** SELECTED PASSAGE **
====================
This thread has been locked.

If you have a related question, please click the "Ask a related question" button in the top right corner. The newly created question will be automatically linked to this question.

Help! Any way to make DSPLib functions interruptible (C6713/C6748)?

Other Parts Discussed in Thread: OMAPL138

Dear Gentle(wo)men,

in some of old projects, based on C6713 DSP, we have successfully used the DSPLib functions DSPF_sp_cfftr2_dit and DSPF_sp_icfftr2_dif. The main advantage of these was an “in-place” computation.

Now we have to redevelop these projects using C6748 DSP under some different conditions. The main problem is to make these functions interruptible, since we can’t avoid some additional background operation.

I would ask the DSPLib experts to estimate the steps needed to make the named functions interruptible.

Thanks in advance

GenPol

  • GenPol,

    The DSPLIB Reference Guide has the C source for the functions. You can compile this code with full optimization and set the -mi compiler switch to the maximum number of cycles that you want interrupts to be disabled. This will let you control the latency of your interrupts.

    If you need help with optimizing the C source, you can search the E2E forums and the TI Wiki Pages for "optimize" or "optimization" to find hints and links to training material. There is a C6000 Optimization Workshop archived on the TI Wiki Pages that is very helpful, with a student guide and labs to work through.

    Hope this helps.

    Regards,
    RandyP

  • RandyP,

    Unfortunately it doesn’t help because our problem is not as simple as you imagine: we used a DSPLib linear assembler implementation.

    Are there some tricks also known to optimize the linear assembler functions (excluding hand-made optimization)?

    Kindly

    GenPol

  • GenPol,

    Some of this depends greatly on the target processor. In the text, you said C6713 and in the title you also included the C6748. The C6748 has some significantly better capabilities that it inherited from the fixed point C64x+ family. This includes interruptible loops.

    Do you have a choice of processor, or do you require the same code to work on both?

    You can try building and simulating the code for the C674x architecture and see what differences you get. The new architecture might not do anything for you, but it has the potential for natural improvements.

    Regards,
    RandyP

  • RandyP,

    Maybe I was relatively deeply in my task and have omitted some details, sorry.

    So, the old projects were based on the C6713 DSP, the redeveloped – should be on the C6748.

    In the actual C674X DSPLib the forenamed function were not modified, considering the new C6748 architecture such as the SPLOOP, but only borrowed from the older C6713 DSPLib.

    The standard steps of hand-made optimization are described in the spru198 – to localize pipe loop prolog, kernel and epilog, configure and activate the SPLOOP etc. I believed these steps can be made automatically on the assembly optimizer level but, alas, have found no solution and therefore asked the DSPLib experts for help.

    Kindly
    GenPol

  • GenPol,

    You were more specific in your first post than I realized. Thank you for the confirmation, though.

    Did you develop your own linear assembly version of these functions? I only see scheduled assembly (.s) and C versions in the src folder. My version is 3.1.0.0, so perhaps you have something different.

    Looking at the scheduled assembly, it is massively optimized with very high utilization of the 8 execution units. And it does disable interrupts during the entire duration of the function. If you were to change anything to make it interruptible, you would be very likely to lose performance. This would have to be examined in great detail to find a way to do that.
====================
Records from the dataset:
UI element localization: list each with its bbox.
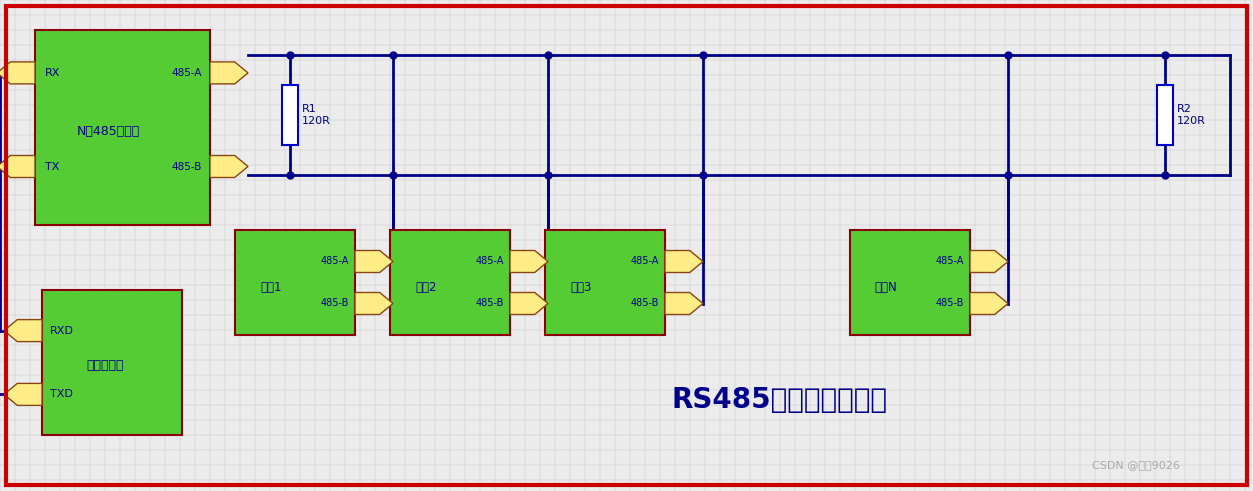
- Polygon shape: [211, 156, 248, 178]
- Polygon shape: [4, 320, 43, 342]
- Text: R1
120R: R1 120R: [302, 104, 331, 126]
- Text: 节点N: 节点N: [875, 281, 897, 294]
- Polygon shape: [665, 293, 703, 315]
- Polygon shape: [0, 62, 35, 84]
- Polygon shape: [355, 293, 393, 315]
- Text: TXD: TXD: [50, 389, 73, 399]
- Bar: [282, 85, 298, 145]
- Polygon shape: [0, 156, 35, 178]
- Bar: [236, 230, 355, 335]
- Text: TX: TX: [45, 162, 59, 171]
- Text: 485-A: 485-A: [630, 256, 659, 267]
- Bar: [35, 30, 211, 225]
- Text: 485-A: 485-A: [936, 256, 964, 267]
- Polygon shape: [970, 250, 1007, 273]
- Text: RS485通信网络连接图: RS485通信网络连接图: [672, 386, 888, 414]
- Text: RX: RX: [45, 68, 60, 78]
- Text: CSDN @木木9026: CSDN @木木9026: [1093, 460, 1180, 470]
- Polygon shape: [510, 293, 548, 315]
- Bar: [850, 230, 970, 335]
- Bar: [43, 290, 182, 435]
- Bar: [545, 230, 665, 335]
- Text: R2
120R: R2 120R: [1177, 104, 1205, 126]
- Polygon shape: [970, 293, 1007, 315]
- Text: 485-A: 485-A: [321, 256, 350, 267]
- Polygon shape: [355, 250, 393, 273]
- Polygon shape: [665, 250, 703, 273]
- Text: 485-A: 485-A: [476, 256, 504, 267]
- Bar: [1157, 85, 1173, 145]
- Text: RXD: RXD: [50, 326, 74, 336]
- Text: 485-B: 485-B: [936, 299, 964, 308]
- Text: 串口控制器: 串口控制器: [86, 359, 124, 372]
- Text: 485-B: 485-B: [630, 299, 659, 308]
- Text: 节点2: 节点2: [415, 281, 437, 294]
- Bar: [390, 230, 510, 335]
- Polygon shape: [510, 250, 548, 273]
- Text: 485-A: 485-A: [172, 68, 202, 78]
- Polygon shape: [4, 383, 43, 406]
- Text: N路485收发器: N路485收发器: [76, 125, 140, 138]
- Text: 节点3: 节点3: [570, 281, 591, 294]
- Text: 485-B: 485-B: [172, 162, 202, 171]
- Text: 485-B: 485-B: [321, 299, 350, 308]
- Polygon shape: [211, 62, 248, 84]
- Text: 485-B: 485-B: [476, 299, 504, 308]
- Text: 节点1: 节点1: [261, 281, 282, 294]
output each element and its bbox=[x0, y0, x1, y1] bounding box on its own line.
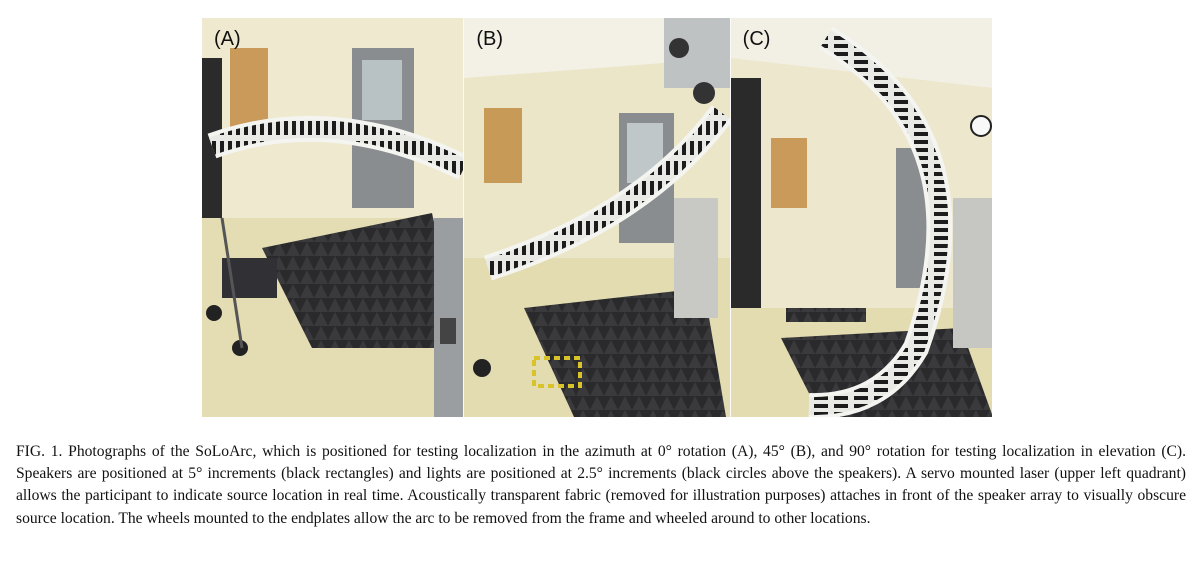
photo-b-illustration bbox=[464, 18, 730, 417]
photo-panel-b: (B) bbox=[464, 18, 731, 417]
photo-c-illustration bbox=[730, 18, 993, 417]
figure-caption: FIG. 1. Photographs of the SoLoArc, whic… bbox=[16, 443, 1186, 527]
panel-label-b: (B) bbox=[476, 28, 504, 50]
panel-label-a: (A) bbox=[214, 28, 241, 50]
figure-photographs: (A) bbox=[202, 18, 993, 417]
photo-a-illustration bbox=[202, 18, 464, 417]
photo-panel-a: (A) bbox=[202, 18, 465, 417]
photo-panel-c: (C) bbox=[730, 18, 993, 417]
panel-label-c: (C) bbox=[742, 28, 771, 50]
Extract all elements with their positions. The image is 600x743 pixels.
====================
** EXERCISE SET **
**A)** In the DSPLib thread, which compiler switch does RandyP recommend setting to control how long interrupts stay disabled?
**B)** Proceed with the DSPLib thread, picking up right after its final sentence.

** RESPONSES TO THE TASKS **
**A)** The -mi switch.

**B)**
    The option that TI provides is to use the Compiler's switches on the C versions, and you can also do that with your linear assembly version. You will likely not get as good performance as the scheduled assembly, but you could improve your interrupt latency.

    The -mi switch can be used with linear assembly to limit the amount of time that interrupts are disabled. I tried a simple test using the dotp linear assembly code from the Compiler User Guide

    With -o3 optimization, the inner loop was 2 cycles with both cycles fully loaded on all 8 functional units. This inner loop was not interruptible because of the loop size.
    With -mi 100, the inner loop was 6 cycles long so that it could be interrupted.

    The -mi 100 version will likely take at least 3x as long for the inner loop to execute. So that tradeoff must be considered.

    My suggestions, in order of my preference:

    1. Try the switches I have mentioned above and let us know how the results work for you.

    2. We will ask a Moderator to move this thread to the Compiler Forum so the best people can comment on the compiler options available to you. They may need you to post your linear assembly version, and they may ask you about the compiler's pipeline comments in the assembly output (use the -k compiler switch to keep the assembly file). They may be able to address why SPLOOP is not being used.

    3. With a measurement of the execution time of these functions while interrupts are disabled, examine the impact of this on the latency of your interrupt(s). You may be able to find another system solution to your interrupt issue, such as using the EDMA3 to keep data moving when a peripheral is ready or using the PRU to off-load some simple ISR functions.

    4. FFT functions can be broken into smaller FFTs and then executed separately. This is a technique that I first learned about from our MultiCore team for running a very long FFT (up to 1,000,000 points) by breaking it up across several DSP cores. This technology might not be publicly available from TI (you can search TI.com for it), but it is probably available from some of the universities that share on the internet. You could use several smaller executions, and those would allow interrupts to occur in between those calls, reducing your latency.

    5. Consider moving to the OMAPL138 which would add the ARM9 processor for you to use for servicing these interrupts.

    Regards,
    RandyP

  • RandyP,

    Many thanks for the suggestions, especially for the idea to use the ARM for the interrupt processing. Unfortunately the C-implementation (even optimized) degrades time performance approx. 14x and therefore isn’t applicable, the DMA and spitted FFT we use already. Anyway, you have confirmed my worst fears that I had priorily to the discussion – it will be not a one-click action, but a full load job including hand-made assembly optimization.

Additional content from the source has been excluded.